Recorded data
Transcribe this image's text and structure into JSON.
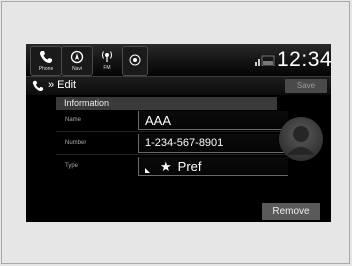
{
  "statusbar": {
    "icons": [
      {
        "label": "Phone",
        "icon": "phone-icon"
      },
      {
        "label": "Navi",
        "icon": "navi-icon"
      },
      {
        "label": "FM",
        "icon": "fm-icon"
      },
      {
        "label": "",
        "icon": "audio-source-icon"
      }
    ],
    "time": "12:34"
  },
  "titlebar": {
    "title": "Edit",
    "save_label": "Save"
  },
  "information": {
    "header": "Information",
    "fields": {
      "name": {
        "label": "Name",
        "value": "AAA"
      },
      "number": {
        "label": "Number",
        "value": "1-234-567-8901"
      },
      "type": {
        "label": "Type",
        "value": "Pref"
      }
    }
  },
  "remove_label": "Remove",
  "colors": {
    "screen_bg": "#000000",
    "button_bg": "#5a5a5a"
  }
}
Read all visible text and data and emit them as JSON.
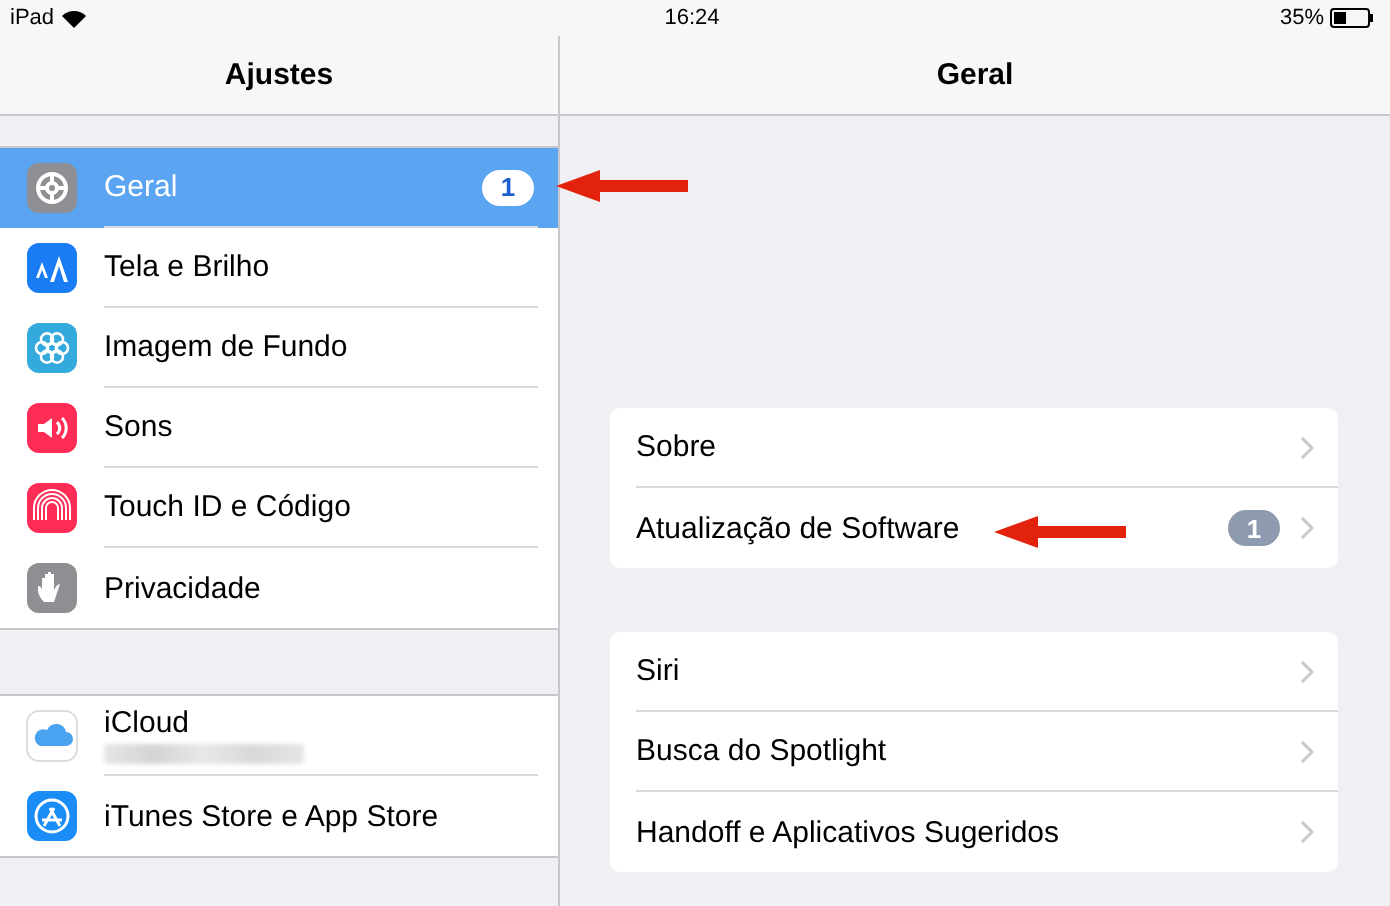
{
  "status_bar": {
    "device": "iPad",
    "time": "16:24",
    "battery": "35%"
  },
  "sidebar": {
    "title": "Ajustes",
    "sections": [
      {
        "items": [
          {
            "label": "Geral",
            "selected": true,
            "badge": "1"
          },
          {
            "label": "Tela e Brilho",
            "selected": false
          },
          {
            "label": "Imagem de Fundo",
            "selected": false
          },
          {
            "label": "Sons",
            "selected": false
          },
          {
            "label": "Touch ID e Código",
            "selected": false
          },
          {
            "label": "Privacidade",
            "selected": false
          }
        ]
      },
      {
        "items": [
          {
            "label": "iCloud",
            "selected": false,
            "redacted_subtitle": true
          },
          {
            "label": "iTunes Store e App Store",
            "selected": false
          }
        ]
      }
    ]
  },
  "detail": {
    "title": "Geral",
    "groups": [
      {
        "items": [
          {
            "label": "Sobre"
          },
          {
            "label": "Atualização de Software",
            "badge": "1"
          }
        ]
      },
      {
        "items": [
          {
            "label": "Siri"
          },
          {
            "label": "Busca do Spotlight"
          },
          {
            "label": "Handoff e Aplicativos Sugeridos"
          }
        ]
      }
    ]
  }
}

» **The request**:
Retype, word for word, the lines from the one with "Read all visible" through the last line of the entries above, and only those lines. Leave pictures out.

» **Exercise result**:
Read all visible text and data and emit them as JSON.
{
  "status_bar": {
    "device": "iPad",
    "time": "16:24",
    "battery": "35%"
  },
  "sidebar": {
    "title": "Ajustes",
    "sections": [
      {
        "items": [
          {
            "label": "Geral",
            "selected": true,
            "badge": "1"
          },
          {
            "label": "Tela e Brilho",
            "selected": false
          },
          {
            "label": "Imagem de Fundo",
            "selected": false
          },
          {
            "label": "Sons",
            "selected": false
          },
          {
            "label": "Touch ID e Código",
            "selected": false
          },
          {
            "label": "Privacidade",
            "selected": false
          }
        ]
      },
      {
        "items": [
          {
            "label": "iCloud",
            "selected": false,
            "redacted_subtitle": true
          },
          {
            "label": "iTunes Store e App Store",
            "selected": false
          }
        ]
      }
    ]
  },
  "detail": {
    "title": "Geral",
    "groups": [
      {
        "items": [
          {
            "label": "Sobre"
          },
          {
            "label": "Atualização de Software",
            "badge": "1"
          }
        ]
      },
      {
        "items": [
          {
            "label": "Siri"
          },
          {
            "label": "Busca do Spotlight"
          },
          {
            "label": "Handoff e Aplicativos Sugeridos"
          }
        ]
      }
    ]
  }
}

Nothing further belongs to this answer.